Given exercise:
Find every line with the word "zareagować". Copy those lines.

------------

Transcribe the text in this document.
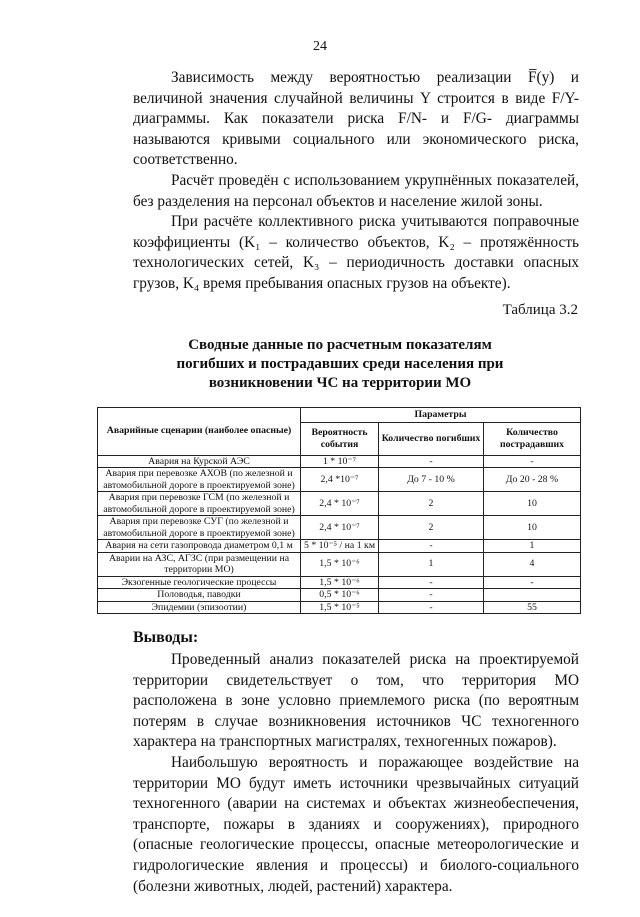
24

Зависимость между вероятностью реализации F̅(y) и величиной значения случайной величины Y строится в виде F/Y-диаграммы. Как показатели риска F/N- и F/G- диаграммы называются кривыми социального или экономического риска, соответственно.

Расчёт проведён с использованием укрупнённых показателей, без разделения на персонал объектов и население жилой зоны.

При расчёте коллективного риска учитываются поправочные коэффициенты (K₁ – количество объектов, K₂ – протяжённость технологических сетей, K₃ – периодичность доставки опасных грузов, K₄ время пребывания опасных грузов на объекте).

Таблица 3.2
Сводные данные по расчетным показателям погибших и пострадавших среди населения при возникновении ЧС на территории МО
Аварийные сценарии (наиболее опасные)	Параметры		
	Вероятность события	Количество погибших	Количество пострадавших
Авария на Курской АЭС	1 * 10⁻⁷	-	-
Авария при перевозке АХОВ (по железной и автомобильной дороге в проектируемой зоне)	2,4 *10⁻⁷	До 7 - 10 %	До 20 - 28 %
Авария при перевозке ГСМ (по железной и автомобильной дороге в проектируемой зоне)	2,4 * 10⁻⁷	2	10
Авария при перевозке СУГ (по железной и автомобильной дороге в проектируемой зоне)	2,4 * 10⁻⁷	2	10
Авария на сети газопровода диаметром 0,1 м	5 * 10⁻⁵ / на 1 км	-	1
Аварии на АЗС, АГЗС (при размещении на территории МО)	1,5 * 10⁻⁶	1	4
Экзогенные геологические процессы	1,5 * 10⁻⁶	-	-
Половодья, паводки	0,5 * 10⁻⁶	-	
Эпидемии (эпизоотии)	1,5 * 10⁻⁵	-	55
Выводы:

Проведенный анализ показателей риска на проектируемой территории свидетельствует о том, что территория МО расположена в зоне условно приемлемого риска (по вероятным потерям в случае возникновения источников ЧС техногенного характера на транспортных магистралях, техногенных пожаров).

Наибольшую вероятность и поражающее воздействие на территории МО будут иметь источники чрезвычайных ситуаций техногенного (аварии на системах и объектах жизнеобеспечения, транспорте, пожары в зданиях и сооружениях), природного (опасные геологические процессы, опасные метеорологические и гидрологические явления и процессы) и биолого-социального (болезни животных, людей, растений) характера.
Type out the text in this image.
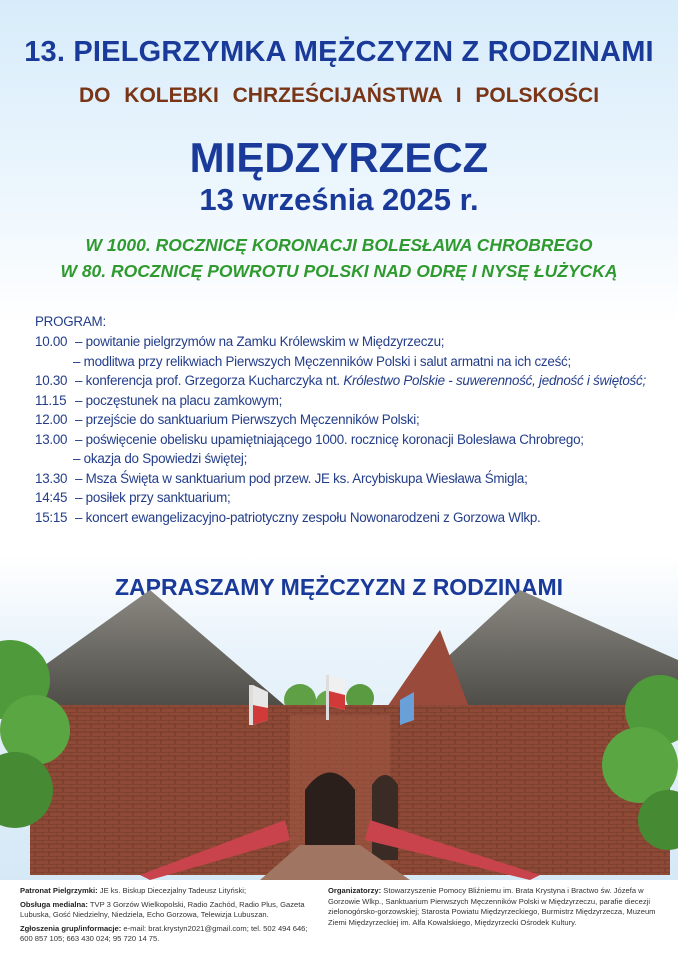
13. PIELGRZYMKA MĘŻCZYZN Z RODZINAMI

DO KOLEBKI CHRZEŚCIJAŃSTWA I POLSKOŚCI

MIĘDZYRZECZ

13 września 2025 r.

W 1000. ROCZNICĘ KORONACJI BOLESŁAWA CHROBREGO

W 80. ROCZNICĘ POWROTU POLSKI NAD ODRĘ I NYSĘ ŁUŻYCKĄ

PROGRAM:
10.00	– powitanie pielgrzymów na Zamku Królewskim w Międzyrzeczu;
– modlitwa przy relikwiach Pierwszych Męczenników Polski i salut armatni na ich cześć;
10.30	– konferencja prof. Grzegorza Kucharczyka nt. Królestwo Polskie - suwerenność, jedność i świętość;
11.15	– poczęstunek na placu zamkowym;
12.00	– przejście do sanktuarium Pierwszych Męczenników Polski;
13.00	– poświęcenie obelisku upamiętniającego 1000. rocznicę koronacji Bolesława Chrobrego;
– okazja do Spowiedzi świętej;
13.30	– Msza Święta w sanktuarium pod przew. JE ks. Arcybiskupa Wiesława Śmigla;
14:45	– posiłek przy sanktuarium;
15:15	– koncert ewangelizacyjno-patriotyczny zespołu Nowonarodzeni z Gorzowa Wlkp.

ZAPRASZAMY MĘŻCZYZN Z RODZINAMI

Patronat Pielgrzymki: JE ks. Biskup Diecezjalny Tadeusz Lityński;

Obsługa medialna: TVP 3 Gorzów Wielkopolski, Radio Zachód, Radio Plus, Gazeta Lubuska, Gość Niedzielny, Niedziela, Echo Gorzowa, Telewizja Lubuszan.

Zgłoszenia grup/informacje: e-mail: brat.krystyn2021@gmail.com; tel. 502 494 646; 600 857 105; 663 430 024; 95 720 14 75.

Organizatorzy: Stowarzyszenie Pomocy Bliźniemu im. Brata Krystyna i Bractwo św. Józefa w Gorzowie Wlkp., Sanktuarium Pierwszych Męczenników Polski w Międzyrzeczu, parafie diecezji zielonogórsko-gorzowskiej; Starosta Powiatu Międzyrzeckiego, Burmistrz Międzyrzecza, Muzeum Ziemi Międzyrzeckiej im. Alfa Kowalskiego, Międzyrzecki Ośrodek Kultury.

------------

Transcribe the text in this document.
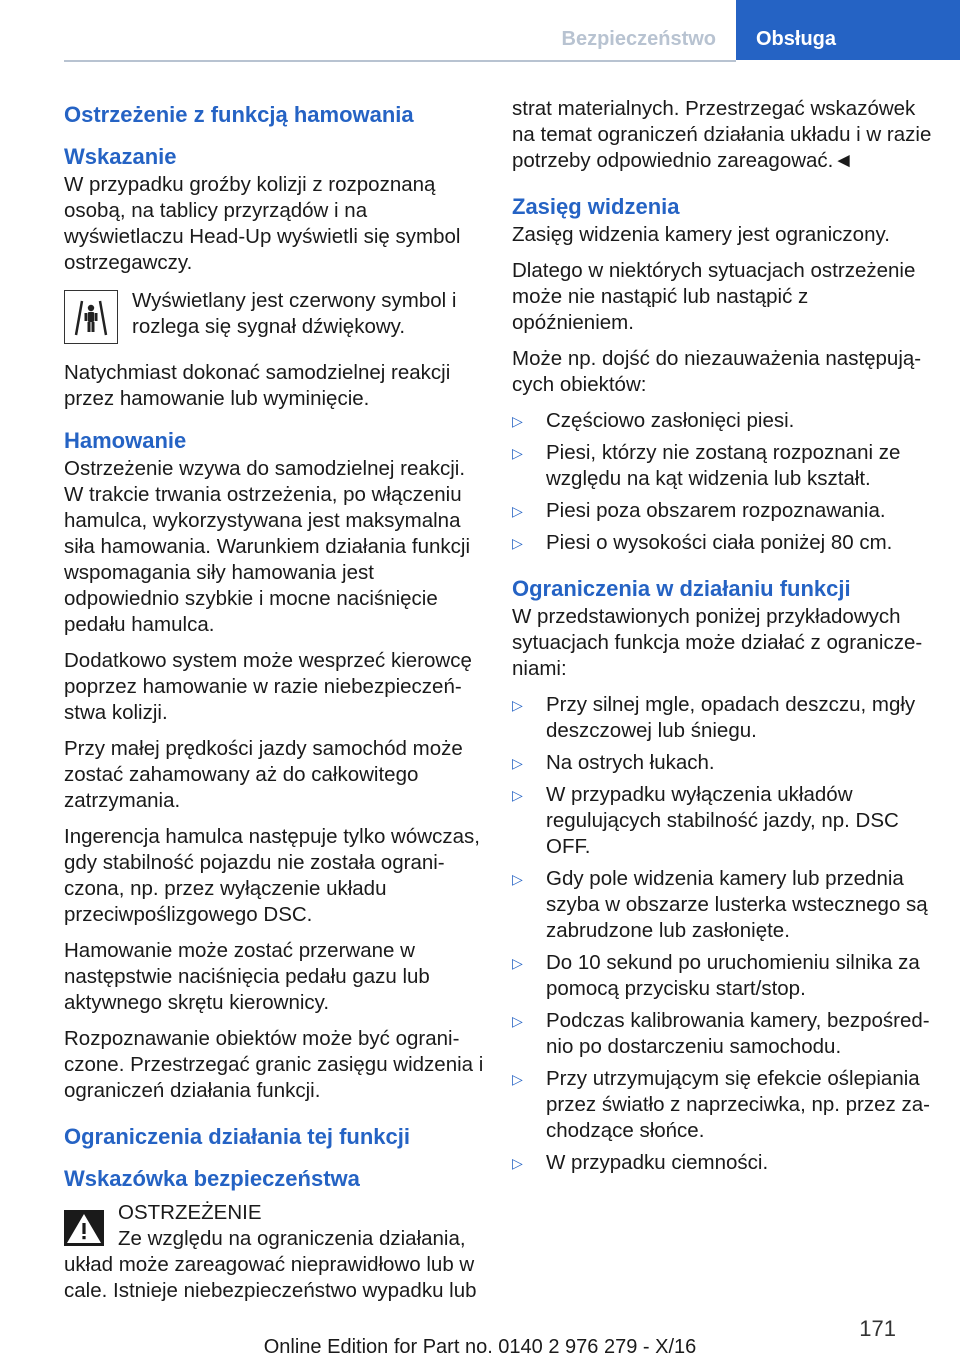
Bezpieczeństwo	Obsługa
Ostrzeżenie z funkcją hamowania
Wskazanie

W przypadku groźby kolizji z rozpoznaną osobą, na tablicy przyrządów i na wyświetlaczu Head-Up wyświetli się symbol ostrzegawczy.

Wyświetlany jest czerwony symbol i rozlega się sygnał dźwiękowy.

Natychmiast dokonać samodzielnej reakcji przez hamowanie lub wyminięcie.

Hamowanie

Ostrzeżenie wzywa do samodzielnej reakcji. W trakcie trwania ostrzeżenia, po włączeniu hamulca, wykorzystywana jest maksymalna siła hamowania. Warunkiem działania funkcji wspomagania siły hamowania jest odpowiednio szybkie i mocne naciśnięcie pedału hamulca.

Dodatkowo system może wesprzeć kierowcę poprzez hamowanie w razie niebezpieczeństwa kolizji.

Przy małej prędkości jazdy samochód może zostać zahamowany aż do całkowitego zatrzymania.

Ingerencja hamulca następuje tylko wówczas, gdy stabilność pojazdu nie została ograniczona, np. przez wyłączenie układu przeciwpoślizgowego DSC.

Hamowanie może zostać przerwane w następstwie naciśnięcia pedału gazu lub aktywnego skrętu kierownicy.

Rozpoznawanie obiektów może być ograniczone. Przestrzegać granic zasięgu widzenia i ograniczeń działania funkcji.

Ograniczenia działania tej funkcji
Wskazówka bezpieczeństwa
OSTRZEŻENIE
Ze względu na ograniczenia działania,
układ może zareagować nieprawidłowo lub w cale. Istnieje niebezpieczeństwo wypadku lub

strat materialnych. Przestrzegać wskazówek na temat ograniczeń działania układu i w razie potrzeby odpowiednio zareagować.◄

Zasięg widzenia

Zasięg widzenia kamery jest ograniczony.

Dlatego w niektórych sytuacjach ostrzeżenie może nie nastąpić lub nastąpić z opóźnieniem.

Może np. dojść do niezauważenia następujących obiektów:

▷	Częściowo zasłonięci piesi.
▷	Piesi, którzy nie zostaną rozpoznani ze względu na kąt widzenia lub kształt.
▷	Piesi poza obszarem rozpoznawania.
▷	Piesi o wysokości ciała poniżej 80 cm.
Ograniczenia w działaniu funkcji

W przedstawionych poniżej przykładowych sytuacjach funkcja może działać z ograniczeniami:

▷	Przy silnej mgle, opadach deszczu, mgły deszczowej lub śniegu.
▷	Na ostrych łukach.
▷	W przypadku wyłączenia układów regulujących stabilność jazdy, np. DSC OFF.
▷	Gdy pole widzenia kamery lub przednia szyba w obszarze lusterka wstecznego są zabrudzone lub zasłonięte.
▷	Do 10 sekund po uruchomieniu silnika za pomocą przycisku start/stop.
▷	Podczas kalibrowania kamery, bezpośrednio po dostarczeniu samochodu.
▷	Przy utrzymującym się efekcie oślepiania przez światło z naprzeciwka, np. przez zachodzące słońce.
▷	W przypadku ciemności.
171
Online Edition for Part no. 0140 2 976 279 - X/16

------------

Result of the task:
układ może zareagować nieprawidłowo lub w cale. Istnieje niebezpieczeństwo wypadku lub
strat materialnych. Przestrzegać wskazówek na temat ograniczeń działania układu i w razie potrzeby odpowiednio zareagować.◄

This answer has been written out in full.